Records excerpted from a collection
•••••
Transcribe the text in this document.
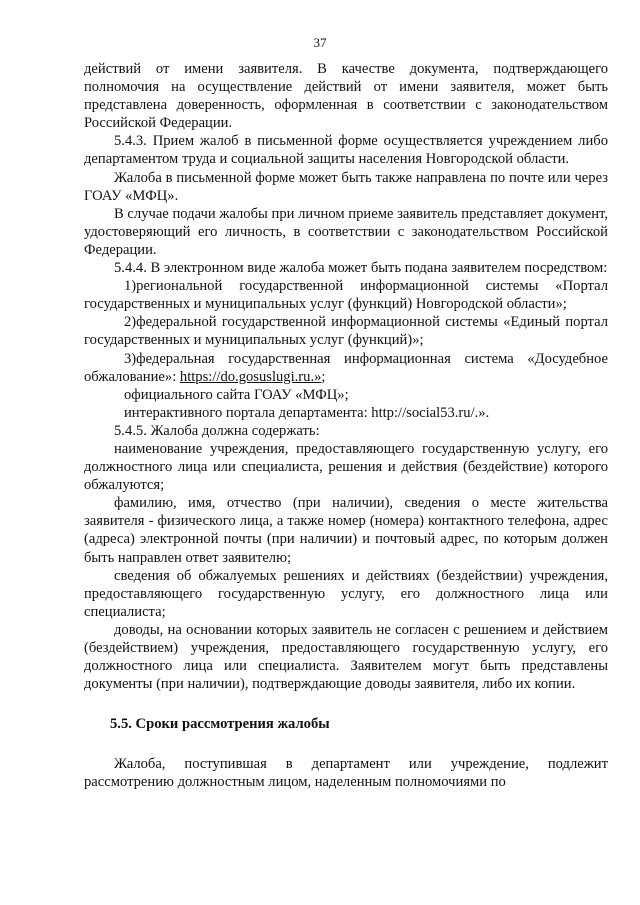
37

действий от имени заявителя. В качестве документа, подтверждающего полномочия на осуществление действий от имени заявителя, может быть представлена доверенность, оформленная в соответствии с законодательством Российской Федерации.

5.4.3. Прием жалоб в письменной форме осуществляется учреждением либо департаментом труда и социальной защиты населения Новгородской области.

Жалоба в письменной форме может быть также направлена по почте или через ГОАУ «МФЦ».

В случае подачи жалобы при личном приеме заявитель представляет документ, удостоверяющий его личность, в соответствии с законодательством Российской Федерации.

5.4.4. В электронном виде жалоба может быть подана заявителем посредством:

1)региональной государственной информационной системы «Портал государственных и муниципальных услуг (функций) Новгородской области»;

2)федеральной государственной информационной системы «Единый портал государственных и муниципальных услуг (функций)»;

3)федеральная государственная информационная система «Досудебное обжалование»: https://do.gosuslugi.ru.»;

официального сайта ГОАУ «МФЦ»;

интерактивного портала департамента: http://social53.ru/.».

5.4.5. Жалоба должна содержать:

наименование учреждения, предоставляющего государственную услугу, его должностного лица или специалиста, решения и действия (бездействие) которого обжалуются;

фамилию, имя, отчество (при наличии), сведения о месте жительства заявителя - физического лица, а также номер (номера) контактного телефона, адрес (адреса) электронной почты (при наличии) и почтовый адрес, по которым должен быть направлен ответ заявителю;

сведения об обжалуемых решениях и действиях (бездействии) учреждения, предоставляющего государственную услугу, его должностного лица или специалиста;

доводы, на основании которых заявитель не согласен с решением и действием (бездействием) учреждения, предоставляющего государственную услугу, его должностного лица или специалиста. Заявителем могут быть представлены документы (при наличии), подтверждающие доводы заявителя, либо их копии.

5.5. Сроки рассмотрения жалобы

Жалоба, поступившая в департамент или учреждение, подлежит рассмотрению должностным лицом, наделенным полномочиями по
•••••
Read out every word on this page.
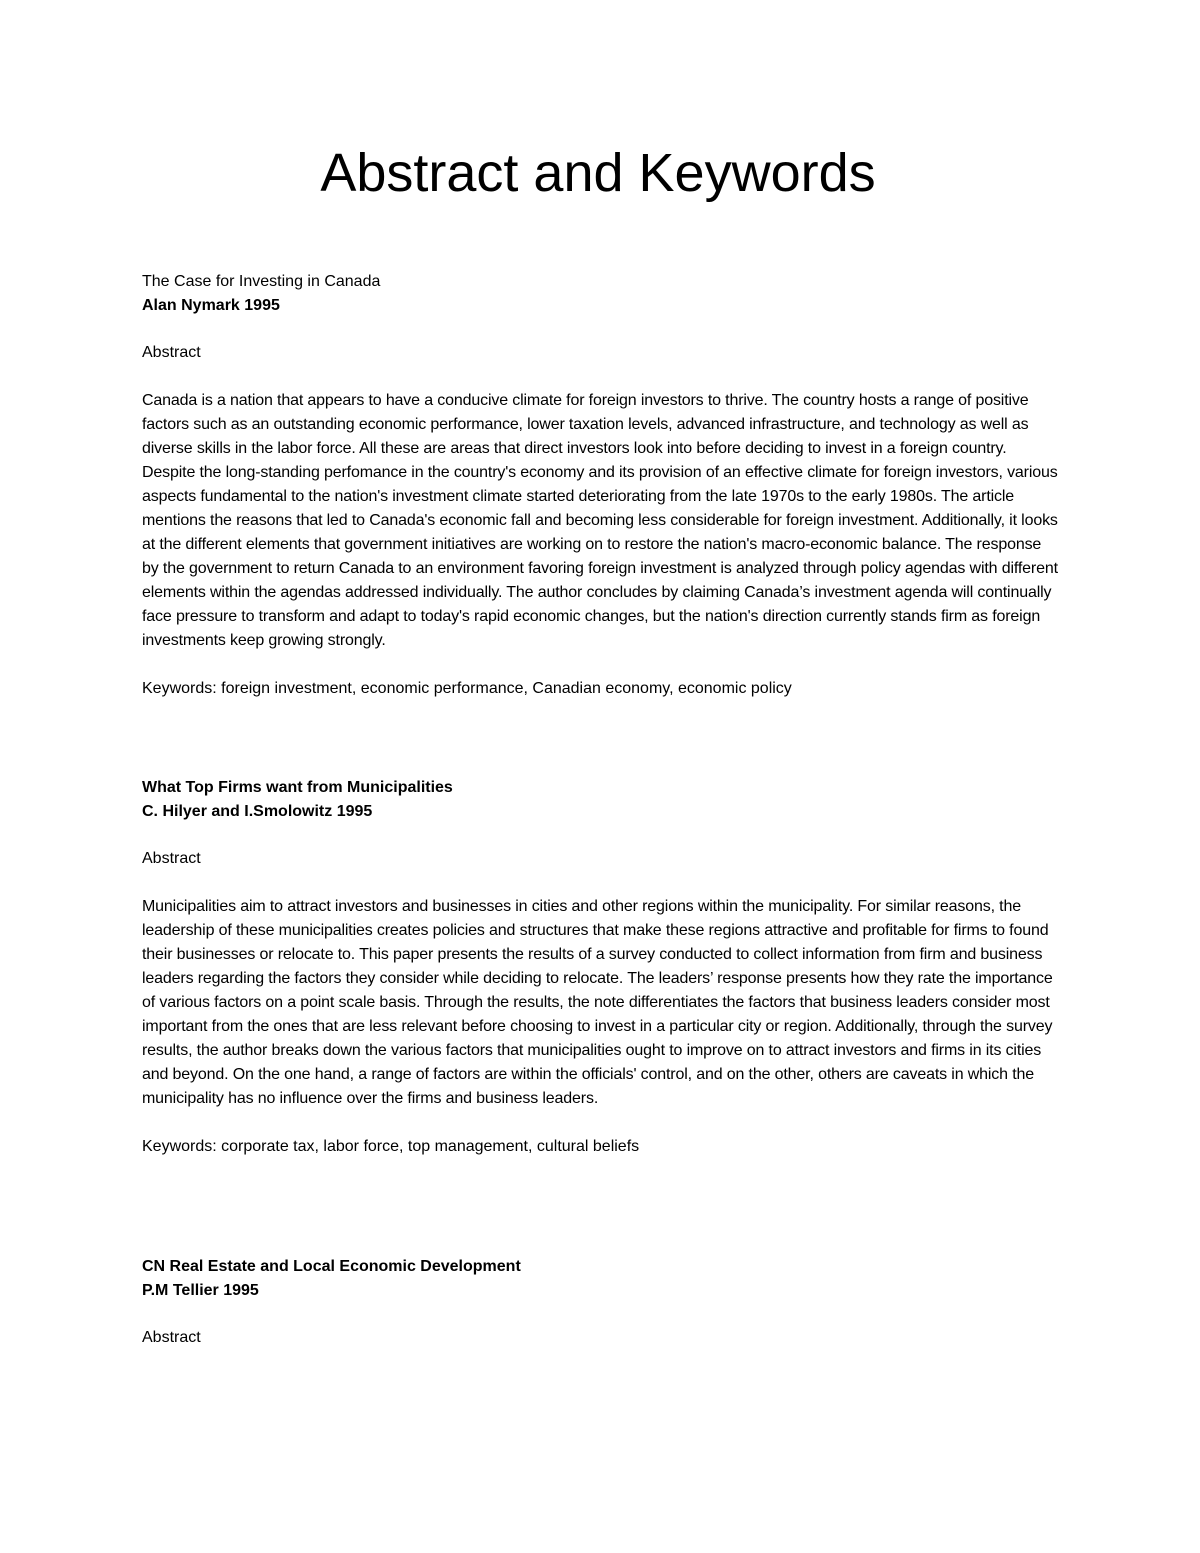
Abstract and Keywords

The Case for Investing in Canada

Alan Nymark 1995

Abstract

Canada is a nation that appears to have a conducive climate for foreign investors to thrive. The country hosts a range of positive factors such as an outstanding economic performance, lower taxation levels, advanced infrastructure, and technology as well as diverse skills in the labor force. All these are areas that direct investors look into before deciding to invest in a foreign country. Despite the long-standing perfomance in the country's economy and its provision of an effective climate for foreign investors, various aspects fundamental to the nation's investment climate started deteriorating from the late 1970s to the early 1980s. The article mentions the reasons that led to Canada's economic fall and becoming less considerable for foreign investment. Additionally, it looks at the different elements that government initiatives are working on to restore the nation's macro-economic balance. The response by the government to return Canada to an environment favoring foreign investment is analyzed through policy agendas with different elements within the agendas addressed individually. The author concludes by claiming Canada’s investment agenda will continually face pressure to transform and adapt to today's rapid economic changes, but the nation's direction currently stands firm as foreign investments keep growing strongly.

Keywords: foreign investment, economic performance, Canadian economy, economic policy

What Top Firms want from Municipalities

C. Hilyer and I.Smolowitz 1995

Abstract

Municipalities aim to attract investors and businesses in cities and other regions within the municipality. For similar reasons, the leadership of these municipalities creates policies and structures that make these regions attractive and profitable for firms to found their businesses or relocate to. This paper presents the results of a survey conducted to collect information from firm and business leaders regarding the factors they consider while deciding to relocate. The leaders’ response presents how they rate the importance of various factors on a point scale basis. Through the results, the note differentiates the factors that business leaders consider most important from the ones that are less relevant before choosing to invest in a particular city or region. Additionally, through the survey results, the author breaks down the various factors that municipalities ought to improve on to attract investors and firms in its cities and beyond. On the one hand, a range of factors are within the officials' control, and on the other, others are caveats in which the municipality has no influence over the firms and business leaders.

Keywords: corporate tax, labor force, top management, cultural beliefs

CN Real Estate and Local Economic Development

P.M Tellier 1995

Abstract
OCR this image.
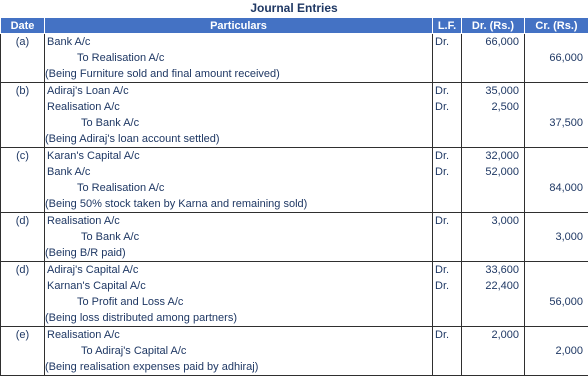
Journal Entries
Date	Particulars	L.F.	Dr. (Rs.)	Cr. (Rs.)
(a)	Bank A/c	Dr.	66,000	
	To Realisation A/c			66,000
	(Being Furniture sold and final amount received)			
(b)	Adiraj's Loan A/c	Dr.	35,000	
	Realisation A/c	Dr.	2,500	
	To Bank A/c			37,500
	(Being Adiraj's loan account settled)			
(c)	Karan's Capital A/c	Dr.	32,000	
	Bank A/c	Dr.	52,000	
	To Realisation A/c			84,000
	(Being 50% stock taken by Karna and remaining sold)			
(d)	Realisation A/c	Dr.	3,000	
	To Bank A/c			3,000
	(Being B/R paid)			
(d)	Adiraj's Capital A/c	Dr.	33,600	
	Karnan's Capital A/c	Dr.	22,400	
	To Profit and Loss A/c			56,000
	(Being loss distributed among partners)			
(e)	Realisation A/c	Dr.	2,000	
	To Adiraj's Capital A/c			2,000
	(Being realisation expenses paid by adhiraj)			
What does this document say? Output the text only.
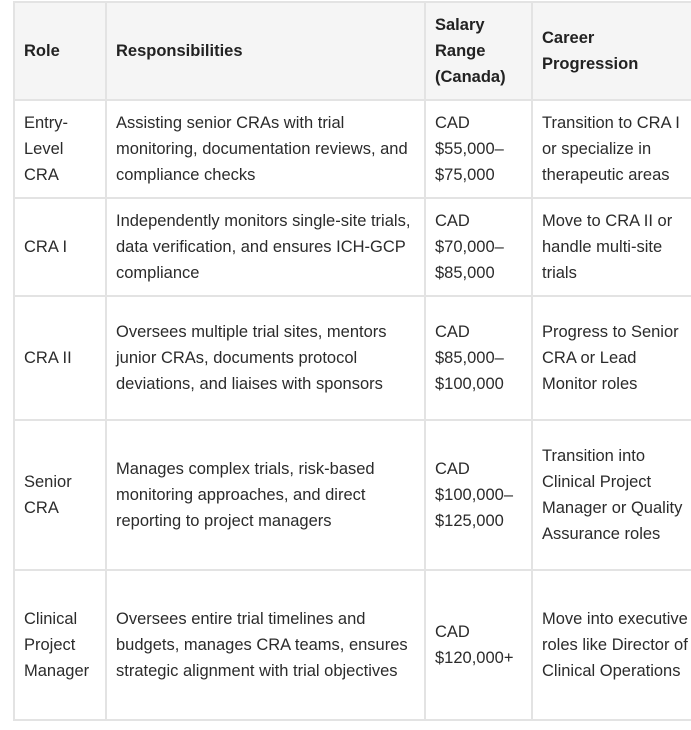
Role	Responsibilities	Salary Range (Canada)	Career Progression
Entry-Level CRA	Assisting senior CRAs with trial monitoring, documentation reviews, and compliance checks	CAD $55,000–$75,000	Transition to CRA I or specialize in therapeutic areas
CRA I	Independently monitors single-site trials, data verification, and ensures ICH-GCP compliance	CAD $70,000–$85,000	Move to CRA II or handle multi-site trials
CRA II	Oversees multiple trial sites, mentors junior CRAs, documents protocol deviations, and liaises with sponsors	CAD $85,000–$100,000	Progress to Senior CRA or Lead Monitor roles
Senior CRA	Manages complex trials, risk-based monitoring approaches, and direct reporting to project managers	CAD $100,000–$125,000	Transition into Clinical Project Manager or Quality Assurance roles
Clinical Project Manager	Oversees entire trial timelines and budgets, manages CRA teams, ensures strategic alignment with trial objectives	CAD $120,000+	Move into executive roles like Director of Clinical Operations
•••••
### [Your goal]
Look through the records and gather each line with the word "Capital".

### [Answer in full]
(c)	Karan's Capital A/c	Dr.	32,000	
(d)	Adiraj's Capital A/c	Dr.	33,600	
	Karnan's Capital A/c	Dr.	22,400	
	To Adiraj's Capital A/c			2,000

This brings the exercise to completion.